— Goal of the exercise —
Below are records; work out how many of their lines hold the string "this" and give that number alone.

— Raw records —
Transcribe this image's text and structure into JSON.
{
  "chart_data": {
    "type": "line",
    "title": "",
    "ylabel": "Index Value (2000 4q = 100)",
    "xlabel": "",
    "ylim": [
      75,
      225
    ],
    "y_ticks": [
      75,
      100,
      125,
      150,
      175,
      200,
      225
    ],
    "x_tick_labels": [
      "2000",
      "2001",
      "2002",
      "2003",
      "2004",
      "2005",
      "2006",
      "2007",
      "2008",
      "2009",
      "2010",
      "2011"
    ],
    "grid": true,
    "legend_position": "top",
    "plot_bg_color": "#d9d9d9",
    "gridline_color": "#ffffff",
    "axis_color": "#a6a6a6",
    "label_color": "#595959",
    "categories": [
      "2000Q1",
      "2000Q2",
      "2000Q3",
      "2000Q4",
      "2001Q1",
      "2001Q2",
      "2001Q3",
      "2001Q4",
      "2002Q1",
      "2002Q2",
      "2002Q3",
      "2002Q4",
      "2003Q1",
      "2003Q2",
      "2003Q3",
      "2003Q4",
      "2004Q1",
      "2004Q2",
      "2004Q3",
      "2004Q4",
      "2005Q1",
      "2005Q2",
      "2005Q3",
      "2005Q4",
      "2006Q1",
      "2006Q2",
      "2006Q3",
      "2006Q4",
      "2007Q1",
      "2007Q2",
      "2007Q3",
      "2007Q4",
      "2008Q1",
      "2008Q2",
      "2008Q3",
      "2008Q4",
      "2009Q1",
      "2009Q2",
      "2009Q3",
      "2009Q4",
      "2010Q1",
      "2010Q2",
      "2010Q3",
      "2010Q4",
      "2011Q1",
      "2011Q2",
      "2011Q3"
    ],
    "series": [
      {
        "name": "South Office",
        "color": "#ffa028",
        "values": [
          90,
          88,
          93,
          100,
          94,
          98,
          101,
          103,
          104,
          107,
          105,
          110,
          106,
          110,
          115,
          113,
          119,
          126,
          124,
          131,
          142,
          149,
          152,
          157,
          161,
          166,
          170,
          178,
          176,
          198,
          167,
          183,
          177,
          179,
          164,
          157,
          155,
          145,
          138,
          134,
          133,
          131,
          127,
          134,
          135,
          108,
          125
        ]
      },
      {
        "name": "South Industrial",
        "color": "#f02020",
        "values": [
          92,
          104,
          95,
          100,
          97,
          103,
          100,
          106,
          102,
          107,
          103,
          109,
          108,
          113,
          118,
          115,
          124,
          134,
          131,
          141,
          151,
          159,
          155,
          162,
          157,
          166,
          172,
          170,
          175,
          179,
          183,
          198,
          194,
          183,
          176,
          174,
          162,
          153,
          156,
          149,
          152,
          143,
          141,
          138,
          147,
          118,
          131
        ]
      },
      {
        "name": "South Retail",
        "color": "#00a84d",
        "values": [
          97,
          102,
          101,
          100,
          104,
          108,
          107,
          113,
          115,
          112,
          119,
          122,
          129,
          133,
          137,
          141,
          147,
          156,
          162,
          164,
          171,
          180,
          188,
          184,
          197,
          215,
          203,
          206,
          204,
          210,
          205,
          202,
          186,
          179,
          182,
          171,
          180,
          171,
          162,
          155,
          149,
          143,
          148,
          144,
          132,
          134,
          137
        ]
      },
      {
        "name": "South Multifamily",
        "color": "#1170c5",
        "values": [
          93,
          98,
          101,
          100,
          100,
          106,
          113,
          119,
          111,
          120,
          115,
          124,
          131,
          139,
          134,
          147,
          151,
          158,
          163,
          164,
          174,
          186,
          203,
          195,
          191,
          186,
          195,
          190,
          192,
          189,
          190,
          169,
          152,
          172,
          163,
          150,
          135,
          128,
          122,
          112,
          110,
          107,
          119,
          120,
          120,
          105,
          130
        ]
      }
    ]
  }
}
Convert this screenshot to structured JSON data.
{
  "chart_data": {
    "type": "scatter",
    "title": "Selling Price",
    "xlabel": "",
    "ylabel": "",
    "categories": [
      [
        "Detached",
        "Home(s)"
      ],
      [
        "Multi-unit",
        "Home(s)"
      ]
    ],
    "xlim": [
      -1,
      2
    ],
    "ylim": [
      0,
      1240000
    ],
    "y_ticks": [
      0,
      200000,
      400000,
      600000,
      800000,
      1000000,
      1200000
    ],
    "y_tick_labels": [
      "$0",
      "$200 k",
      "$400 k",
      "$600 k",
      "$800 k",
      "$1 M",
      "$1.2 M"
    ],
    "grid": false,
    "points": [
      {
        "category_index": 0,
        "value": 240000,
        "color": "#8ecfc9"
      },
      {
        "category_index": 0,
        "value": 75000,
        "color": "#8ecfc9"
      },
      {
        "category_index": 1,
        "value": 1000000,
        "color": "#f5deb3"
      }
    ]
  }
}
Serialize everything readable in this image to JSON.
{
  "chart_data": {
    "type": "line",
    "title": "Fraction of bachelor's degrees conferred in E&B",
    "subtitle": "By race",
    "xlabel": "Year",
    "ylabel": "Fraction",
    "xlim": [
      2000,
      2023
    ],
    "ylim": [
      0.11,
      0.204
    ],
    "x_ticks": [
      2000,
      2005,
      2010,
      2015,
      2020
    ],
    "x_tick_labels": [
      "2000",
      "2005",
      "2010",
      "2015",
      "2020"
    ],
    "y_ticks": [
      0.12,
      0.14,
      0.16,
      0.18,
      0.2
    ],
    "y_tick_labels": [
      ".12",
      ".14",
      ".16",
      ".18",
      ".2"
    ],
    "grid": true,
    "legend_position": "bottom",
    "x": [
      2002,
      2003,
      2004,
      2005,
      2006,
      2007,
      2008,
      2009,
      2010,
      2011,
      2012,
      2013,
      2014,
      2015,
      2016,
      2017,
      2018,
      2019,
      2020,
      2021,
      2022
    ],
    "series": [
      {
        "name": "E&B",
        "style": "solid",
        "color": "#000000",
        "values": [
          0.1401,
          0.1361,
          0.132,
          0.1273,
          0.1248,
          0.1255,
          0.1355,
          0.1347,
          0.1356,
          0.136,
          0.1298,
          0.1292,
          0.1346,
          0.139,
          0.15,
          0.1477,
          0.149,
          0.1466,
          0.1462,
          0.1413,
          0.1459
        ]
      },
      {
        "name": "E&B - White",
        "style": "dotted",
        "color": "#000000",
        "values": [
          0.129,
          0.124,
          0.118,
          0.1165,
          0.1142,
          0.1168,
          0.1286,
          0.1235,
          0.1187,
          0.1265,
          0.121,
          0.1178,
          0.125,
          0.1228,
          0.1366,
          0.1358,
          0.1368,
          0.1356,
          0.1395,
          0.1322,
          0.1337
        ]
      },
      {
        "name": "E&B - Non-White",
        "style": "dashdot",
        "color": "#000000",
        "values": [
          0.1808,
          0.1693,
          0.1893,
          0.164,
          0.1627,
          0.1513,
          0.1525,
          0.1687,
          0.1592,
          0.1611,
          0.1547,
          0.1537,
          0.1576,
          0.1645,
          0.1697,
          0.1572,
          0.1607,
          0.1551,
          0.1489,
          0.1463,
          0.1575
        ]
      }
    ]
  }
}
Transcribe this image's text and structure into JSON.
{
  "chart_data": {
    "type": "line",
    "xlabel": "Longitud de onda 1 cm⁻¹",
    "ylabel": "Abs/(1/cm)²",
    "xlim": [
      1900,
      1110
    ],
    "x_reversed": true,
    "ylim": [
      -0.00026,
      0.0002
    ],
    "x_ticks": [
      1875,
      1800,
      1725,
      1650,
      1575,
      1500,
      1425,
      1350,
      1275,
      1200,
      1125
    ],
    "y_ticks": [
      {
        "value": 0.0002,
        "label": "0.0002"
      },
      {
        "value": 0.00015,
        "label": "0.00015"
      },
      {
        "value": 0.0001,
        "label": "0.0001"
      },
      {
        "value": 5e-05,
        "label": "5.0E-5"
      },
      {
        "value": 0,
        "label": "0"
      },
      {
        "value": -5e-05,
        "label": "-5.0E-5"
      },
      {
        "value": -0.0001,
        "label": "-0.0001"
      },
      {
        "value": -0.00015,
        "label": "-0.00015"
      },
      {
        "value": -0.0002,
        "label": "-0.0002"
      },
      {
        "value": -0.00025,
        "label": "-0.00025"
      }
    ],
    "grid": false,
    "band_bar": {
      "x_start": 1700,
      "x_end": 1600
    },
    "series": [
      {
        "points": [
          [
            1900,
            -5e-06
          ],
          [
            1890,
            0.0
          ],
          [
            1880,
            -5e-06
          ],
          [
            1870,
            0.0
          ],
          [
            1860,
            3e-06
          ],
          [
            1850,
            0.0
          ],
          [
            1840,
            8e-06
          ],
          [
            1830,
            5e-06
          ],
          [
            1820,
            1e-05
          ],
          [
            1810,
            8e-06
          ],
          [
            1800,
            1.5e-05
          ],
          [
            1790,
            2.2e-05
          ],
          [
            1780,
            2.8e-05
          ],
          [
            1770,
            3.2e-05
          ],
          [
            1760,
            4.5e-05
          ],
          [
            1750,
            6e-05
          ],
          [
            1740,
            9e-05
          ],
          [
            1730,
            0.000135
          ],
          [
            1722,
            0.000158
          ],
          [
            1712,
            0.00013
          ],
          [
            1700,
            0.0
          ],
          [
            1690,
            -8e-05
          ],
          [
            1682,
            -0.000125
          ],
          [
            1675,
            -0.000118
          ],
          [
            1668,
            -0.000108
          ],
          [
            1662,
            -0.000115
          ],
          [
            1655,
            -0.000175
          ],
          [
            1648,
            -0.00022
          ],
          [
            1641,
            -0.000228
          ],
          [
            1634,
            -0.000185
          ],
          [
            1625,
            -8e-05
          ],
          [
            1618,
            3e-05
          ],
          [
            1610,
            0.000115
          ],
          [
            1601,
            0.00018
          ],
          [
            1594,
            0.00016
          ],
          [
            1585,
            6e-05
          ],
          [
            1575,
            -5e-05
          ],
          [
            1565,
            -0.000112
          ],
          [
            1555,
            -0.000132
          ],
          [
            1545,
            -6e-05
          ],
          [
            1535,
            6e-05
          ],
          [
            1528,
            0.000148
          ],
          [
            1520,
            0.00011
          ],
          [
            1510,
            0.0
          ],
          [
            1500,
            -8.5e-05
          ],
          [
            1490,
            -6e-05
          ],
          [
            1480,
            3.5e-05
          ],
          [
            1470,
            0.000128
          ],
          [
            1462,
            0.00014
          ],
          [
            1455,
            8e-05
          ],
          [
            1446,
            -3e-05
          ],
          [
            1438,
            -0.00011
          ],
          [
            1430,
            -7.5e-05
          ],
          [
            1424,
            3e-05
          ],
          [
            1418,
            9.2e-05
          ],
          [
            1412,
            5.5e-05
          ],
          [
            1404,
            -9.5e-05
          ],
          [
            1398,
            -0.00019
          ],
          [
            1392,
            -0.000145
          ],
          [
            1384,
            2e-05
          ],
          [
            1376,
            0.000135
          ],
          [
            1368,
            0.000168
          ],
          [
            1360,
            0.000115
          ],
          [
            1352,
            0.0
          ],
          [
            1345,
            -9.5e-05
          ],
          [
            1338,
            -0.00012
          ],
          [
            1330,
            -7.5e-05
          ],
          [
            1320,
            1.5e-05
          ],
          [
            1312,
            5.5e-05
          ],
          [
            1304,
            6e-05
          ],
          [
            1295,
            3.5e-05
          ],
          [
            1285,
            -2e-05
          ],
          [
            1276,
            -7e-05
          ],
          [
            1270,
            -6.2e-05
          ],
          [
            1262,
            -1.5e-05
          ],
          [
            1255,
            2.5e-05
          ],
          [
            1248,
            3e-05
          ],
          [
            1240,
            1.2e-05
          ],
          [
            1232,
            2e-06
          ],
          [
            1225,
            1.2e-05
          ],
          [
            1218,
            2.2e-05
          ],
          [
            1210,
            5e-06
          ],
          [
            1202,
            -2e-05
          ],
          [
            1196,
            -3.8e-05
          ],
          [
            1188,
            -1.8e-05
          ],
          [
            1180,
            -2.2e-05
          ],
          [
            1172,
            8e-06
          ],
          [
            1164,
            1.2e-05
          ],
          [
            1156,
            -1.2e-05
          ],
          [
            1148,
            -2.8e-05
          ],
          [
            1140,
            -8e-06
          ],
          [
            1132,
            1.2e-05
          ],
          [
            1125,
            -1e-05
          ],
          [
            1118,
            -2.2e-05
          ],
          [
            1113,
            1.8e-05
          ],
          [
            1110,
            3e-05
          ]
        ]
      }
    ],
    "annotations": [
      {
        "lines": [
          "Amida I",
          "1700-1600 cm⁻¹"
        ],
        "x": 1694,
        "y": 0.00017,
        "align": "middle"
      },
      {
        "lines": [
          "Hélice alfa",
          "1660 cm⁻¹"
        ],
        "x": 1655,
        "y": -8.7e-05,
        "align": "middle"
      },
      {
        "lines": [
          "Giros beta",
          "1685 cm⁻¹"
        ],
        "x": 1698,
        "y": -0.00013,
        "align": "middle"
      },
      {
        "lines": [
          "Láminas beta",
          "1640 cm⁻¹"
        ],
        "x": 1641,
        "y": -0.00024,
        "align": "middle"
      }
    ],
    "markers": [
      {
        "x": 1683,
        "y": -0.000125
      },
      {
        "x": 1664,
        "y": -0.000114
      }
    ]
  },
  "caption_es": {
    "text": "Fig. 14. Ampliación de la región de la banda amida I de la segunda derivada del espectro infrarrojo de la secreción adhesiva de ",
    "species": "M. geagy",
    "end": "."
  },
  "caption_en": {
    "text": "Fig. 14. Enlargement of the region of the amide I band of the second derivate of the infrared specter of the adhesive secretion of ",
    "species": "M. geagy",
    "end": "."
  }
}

— Output of the task —
4